WHAT IS REQUIRED :: Look through the material below. Copy every line with the string "aggiuntivi" in it.
Begin
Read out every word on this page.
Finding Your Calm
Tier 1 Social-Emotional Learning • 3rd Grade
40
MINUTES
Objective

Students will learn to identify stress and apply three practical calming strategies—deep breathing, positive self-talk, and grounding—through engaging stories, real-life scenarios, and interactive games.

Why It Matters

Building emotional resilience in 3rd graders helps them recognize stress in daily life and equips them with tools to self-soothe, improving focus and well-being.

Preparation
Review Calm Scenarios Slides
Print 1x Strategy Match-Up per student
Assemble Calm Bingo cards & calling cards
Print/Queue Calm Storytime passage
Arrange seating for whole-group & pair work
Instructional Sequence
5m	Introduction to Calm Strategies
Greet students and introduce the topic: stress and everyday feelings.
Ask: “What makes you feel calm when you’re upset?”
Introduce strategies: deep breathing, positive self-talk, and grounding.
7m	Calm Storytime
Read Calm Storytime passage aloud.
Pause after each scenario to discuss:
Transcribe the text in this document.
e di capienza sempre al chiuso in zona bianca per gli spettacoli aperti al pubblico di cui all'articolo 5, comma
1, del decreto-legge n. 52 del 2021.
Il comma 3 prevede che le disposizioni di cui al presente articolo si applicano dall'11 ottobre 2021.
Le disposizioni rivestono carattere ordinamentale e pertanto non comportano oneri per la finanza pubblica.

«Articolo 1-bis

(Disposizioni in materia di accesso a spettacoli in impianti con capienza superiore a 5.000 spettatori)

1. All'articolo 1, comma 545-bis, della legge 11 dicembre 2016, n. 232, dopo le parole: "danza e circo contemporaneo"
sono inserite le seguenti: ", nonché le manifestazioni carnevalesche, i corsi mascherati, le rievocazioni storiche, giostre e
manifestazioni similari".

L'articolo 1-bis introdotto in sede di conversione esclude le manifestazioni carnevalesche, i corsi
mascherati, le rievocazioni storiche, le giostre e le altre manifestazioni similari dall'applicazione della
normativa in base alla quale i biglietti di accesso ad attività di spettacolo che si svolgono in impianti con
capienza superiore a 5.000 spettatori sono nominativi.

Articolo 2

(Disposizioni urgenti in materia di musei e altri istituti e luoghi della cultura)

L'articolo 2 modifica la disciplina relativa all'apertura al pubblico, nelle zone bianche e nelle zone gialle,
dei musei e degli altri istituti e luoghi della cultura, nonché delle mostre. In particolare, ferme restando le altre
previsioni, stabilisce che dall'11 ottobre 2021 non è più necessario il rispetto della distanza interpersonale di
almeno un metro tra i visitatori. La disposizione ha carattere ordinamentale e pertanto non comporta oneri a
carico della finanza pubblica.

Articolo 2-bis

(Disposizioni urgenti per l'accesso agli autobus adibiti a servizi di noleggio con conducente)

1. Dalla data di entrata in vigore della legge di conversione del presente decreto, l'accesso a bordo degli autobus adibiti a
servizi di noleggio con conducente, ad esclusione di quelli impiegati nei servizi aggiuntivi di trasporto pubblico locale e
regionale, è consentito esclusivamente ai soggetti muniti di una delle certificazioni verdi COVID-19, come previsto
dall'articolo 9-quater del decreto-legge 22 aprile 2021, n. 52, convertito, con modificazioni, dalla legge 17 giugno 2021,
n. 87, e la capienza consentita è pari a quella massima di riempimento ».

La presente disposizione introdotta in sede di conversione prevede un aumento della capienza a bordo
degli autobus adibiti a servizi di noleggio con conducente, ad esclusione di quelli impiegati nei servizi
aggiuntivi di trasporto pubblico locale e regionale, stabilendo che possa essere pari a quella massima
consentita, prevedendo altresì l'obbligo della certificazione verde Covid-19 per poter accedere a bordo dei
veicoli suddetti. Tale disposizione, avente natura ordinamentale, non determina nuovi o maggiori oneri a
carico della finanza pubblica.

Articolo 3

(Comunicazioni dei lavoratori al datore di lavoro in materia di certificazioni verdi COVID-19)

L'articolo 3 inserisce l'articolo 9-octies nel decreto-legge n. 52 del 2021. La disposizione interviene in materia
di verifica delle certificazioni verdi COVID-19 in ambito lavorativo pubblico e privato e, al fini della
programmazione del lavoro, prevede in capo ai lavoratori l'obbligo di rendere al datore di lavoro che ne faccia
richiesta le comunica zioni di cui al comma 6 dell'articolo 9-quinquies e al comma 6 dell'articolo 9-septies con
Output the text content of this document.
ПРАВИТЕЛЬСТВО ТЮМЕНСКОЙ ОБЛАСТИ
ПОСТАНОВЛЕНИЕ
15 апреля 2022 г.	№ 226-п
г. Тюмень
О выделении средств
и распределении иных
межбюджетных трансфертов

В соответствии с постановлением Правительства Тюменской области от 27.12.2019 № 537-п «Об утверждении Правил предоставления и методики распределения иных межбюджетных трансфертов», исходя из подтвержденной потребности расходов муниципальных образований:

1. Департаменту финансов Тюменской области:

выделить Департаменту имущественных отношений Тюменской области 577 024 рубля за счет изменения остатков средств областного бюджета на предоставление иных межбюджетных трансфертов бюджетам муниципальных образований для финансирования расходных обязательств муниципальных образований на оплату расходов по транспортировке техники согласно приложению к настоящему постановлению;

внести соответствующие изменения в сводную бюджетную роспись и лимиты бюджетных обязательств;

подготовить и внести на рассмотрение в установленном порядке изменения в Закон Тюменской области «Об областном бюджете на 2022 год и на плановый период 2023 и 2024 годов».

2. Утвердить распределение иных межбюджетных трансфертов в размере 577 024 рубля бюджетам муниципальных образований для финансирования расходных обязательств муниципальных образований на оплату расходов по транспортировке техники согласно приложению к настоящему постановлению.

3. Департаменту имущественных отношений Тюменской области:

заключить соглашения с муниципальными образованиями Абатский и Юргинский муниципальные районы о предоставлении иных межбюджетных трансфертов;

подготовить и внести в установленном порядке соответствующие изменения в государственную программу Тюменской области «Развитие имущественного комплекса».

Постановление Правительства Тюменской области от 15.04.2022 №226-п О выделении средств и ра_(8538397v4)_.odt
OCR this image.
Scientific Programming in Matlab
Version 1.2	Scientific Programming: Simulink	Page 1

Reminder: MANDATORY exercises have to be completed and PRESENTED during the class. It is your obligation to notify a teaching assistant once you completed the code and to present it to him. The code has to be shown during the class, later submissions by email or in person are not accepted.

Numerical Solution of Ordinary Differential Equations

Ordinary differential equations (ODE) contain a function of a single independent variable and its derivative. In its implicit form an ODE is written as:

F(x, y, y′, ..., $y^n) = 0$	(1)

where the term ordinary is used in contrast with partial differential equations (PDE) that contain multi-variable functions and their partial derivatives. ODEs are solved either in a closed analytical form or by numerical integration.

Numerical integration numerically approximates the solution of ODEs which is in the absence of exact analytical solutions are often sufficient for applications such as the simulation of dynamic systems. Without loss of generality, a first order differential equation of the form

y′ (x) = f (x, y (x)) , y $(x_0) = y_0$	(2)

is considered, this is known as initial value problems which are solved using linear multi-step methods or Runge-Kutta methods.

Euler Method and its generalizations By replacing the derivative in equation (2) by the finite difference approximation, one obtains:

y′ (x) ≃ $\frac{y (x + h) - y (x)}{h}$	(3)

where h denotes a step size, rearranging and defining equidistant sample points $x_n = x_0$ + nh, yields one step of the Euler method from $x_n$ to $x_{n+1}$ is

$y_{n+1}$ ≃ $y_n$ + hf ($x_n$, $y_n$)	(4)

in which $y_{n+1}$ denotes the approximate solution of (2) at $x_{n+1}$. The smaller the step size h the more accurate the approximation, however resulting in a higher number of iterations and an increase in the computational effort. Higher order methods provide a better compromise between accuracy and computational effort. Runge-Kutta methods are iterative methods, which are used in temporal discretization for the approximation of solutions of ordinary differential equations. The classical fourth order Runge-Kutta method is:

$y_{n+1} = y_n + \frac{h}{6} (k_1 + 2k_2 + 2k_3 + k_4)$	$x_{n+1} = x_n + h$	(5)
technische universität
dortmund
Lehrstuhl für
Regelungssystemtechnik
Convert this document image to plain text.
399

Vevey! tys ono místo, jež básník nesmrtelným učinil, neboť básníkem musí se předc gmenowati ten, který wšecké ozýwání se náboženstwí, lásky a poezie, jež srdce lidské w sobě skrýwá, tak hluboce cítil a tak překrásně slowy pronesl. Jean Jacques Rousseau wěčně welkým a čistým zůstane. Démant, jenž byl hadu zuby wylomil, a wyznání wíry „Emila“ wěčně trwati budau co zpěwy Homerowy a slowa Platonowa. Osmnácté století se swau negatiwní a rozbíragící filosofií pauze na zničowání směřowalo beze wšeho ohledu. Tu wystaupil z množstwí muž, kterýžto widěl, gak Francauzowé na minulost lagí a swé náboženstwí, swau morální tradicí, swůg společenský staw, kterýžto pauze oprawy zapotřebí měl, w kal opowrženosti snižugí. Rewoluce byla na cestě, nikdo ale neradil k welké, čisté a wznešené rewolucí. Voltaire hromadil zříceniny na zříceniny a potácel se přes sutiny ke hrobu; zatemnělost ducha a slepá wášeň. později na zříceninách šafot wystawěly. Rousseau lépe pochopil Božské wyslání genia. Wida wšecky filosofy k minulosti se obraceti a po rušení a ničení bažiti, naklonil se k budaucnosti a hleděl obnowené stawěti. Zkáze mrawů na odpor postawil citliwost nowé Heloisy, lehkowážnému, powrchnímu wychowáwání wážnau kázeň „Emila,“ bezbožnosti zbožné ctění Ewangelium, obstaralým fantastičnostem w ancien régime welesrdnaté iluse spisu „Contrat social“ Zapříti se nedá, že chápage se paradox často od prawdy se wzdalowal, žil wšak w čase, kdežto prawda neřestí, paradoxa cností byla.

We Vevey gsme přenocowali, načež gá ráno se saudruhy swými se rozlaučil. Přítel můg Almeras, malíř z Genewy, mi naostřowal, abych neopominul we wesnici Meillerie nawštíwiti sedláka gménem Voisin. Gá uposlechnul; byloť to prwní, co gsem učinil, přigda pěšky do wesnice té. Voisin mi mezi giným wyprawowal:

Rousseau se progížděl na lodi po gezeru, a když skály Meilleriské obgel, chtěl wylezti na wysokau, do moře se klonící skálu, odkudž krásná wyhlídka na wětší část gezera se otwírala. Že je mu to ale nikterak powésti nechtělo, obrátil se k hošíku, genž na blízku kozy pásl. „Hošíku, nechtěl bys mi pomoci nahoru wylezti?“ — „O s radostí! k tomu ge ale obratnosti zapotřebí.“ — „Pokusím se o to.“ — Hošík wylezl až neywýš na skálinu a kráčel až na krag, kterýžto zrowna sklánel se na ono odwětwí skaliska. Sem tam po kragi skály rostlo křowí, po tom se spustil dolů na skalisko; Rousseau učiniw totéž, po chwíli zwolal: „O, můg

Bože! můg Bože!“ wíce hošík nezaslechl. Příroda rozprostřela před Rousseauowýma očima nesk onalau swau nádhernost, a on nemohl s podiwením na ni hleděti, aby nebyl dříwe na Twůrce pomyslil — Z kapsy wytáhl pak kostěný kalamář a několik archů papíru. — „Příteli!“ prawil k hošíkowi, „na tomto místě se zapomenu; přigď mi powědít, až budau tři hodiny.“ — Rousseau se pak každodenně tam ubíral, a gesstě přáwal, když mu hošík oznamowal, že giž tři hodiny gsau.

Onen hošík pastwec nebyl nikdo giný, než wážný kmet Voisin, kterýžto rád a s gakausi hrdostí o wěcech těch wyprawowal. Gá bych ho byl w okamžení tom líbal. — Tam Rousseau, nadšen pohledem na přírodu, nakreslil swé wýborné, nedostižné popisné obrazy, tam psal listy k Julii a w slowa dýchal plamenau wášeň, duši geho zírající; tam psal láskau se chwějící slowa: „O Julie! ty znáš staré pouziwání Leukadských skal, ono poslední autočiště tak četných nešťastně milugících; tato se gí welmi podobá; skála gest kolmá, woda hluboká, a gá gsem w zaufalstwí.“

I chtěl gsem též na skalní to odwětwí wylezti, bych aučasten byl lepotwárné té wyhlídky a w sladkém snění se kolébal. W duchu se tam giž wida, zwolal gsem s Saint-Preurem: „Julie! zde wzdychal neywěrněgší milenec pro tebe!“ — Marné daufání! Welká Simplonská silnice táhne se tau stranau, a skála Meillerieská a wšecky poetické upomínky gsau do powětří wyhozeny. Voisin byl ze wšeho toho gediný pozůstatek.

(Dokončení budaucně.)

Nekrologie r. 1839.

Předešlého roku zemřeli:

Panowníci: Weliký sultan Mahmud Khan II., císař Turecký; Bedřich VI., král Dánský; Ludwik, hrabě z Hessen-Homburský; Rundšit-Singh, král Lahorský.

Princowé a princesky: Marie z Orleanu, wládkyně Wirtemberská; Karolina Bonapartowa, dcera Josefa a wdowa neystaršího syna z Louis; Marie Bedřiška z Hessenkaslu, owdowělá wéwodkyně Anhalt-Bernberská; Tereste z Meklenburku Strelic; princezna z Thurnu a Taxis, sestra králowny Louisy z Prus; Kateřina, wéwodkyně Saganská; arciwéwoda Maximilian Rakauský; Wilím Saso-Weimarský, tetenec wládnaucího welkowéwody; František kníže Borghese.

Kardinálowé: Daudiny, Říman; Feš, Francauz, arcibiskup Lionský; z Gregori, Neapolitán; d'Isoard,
End
THE RESPONSE ::
servizi di noleggio con conducente, ad esclusione di quelli impiegati nei servizi aggiuntivi di trasporto pubblico locale e
aggiuntivi di trasporto pubblico locale e regionale, stabilendo che possa essere pari a quella massima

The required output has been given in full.